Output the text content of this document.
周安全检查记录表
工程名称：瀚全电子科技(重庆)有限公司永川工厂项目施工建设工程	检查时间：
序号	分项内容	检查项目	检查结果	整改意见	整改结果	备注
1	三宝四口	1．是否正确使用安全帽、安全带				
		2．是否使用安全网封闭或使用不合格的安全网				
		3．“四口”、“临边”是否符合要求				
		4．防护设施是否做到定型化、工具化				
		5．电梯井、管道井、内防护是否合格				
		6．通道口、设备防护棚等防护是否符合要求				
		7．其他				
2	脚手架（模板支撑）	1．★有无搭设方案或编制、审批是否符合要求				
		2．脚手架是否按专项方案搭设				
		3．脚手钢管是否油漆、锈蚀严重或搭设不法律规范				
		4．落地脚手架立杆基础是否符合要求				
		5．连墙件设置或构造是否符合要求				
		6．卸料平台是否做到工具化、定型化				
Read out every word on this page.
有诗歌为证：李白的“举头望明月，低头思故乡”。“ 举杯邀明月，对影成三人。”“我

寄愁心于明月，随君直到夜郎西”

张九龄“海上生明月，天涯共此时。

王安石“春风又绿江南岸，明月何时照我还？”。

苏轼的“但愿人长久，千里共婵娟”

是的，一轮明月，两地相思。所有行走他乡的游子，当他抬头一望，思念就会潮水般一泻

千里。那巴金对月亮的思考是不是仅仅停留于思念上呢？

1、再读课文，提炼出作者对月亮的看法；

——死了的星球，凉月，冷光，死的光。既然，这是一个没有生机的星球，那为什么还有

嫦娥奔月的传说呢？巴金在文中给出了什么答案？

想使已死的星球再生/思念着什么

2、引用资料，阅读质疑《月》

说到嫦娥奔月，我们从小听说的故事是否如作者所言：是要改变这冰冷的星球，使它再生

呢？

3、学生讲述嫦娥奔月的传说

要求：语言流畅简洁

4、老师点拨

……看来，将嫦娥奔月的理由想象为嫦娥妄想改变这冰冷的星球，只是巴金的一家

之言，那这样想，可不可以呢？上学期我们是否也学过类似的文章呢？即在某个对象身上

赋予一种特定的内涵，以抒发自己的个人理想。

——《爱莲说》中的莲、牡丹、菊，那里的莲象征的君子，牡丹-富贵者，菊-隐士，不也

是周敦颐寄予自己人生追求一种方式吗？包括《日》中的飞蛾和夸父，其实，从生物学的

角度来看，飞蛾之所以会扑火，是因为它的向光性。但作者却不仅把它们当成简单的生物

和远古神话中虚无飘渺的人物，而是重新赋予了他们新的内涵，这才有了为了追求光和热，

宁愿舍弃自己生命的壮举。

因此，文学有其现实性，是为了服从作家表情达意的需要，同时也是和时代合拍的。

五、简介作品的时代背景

**TASK GOAL**
From the listing above, extract all records word for word.

**WRITTEN RESPONSE**
Output the text content of this document.
周安全检查记录表
工程名称：瀚全电子科技(重庆)有限公司永川工厂项目施工建设工程	检查时间：
序号	分项内容	检查项目	检查结果	整改意见	整改结果	备注
1	三宝四口	1．是否正确使用安全帽、安全带				
		2．是否使用安全网封闭或使用不合格的安全网				
		3．“四口”、“临边”是否符合要求				
		4．防护设施是否做到定型化、工具化				
		5．电梯井、管道井、内防护是否合格				
		6．通道口、设备防护棚等防护是否符合要求				
		7．其他				
2	脚手架（模板支撑）	1．★有无搭设方案或编制、审批是否符合要求				
		2．脚手架是否按专项方案搭设				
		3．脚手钢管是否油漆、锈蚀严重或搭设不法律规范				
		4．落地脚手架立杆基础是否符合要求				
		5．连墙件设置或构造是否符合要求				
		6．卸料平台是否做到工具化、定型化				
Read out every word on this page.
有诗歌为证：李白的“举头望明月，低头思故乡”。“ 举杯邀明月，对影成三人。”“我

寄愁心于明月，随君直到夜郎西”

张九龄“海上生明月，天涯共此时。

王安石“春风又绿江南岸，明月何时照我还？”。

苏轼的“但愿人长久，千里共婵娟”

是的，一轮明月，两地相思。所有行走他乡的游子，当他抬头一望，思念就会潮水般一泻

千里。那巴金对月亮的思考是不是仅仅停留于思念上呢？

1、再读课文，提炼出作者对月亮的看法；

——死了的星球，凉月，冷光，死的光。既然，这是一个没有生机的星球，那为什么还有

嫦娥奔月的传说呢？巴金在文中给出了什么答案？

想使已死的星球再生/思念着什么

2、引用资料，阅读质疑《月》

说到嫦娥奔月，我们从小听说的故事是否如作者所言：是要改变这冰冷的星球，使它再生

呢？

3、学生讲述嫦娥奔月的传说

要求：语言流畅简洁

4、老师点拨

……看来，将嫦娥奔月的理由想象为嫦娥妄想改变这冰冷的星球，只是巴金的一家

之言，那这样想，可不可以呢？上学期我们是否也学过类似的文章呢？即在某个对象身上

赋予一种特定的内涵，以抒发自己的个人理想。

——《爱莲说》中的莲、牡丹、菊，那里的莲象征的君子，牡丹-富贵者，菊-隐士，不也

是周敦颐寄予自己人生追求一种方式吗？包括《日》中的飞蛾和夸父，其实，从生物学的

角度来看，飞蛾之所以会扑火，是因为它的向光性。但作者却不仅把它们当成简单的生物

和远古神话中虚无飘渺的人物，而是重新赋予了他们新的内涵，这才有了为了追求光和热，

宁愿舍弃自己生命的壮举。

因此，文学有其现实性，是为了服从作家表情达意的需要，同时也是和时代合拍的。

五、简介作品的时代背景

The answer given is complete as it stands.